Saved entries
= = = =
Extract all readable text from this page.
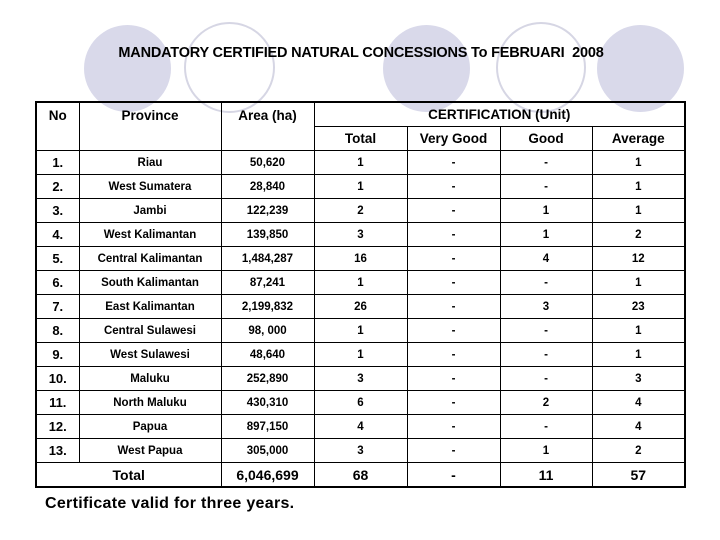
MANDATORY CERTIFIED NATURAL CONCESSIONS To FEBRUARI  2008
No	Province	Area (ha)	CERTIFICATION (Unit)			
			Total	Very Good	Good	Average
1.	Riau	50,620	1	-	-	1
2.	West Sumatera	28,840	1	-	-	1
3.	Jambi	122,239	2	-	1	1
4.	West Kalimantan	139,850	3	-	1	2
5.	Central Kalimantan	1,484,287	16	-	4	12
6.	South Kalimantan	87,241	1	-	-	1
7.	East Kalimantan	2,199,832	26	-	3	23
8.	Central Sulawesi	98, 000	1	-	-	1
9.	West Sulawesi	48,640	1	-	-	1
10.	Maluku	252,890	3	-	-	3
11.	North Maluku	430,310	6	-	2	4
12.	Papua	897,150	4	-	-	4
13.	West Papua	305,000	3	-	1	2
Total		6,046,699	68	-	11	57
Certificate valid for three years.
= = = =
Directions
Select and copy each line from the data that includes the word "Kalimantan".

Output for this task
4.	West Kalimantan	139,850	3	-	1	2
5.	Central Kalimantan	1,484,287	16	-	4	12
6.	South Kalimantan	87,241	1	-	-	1
7.	East Kalimantan	2,199,832	26	-	3	23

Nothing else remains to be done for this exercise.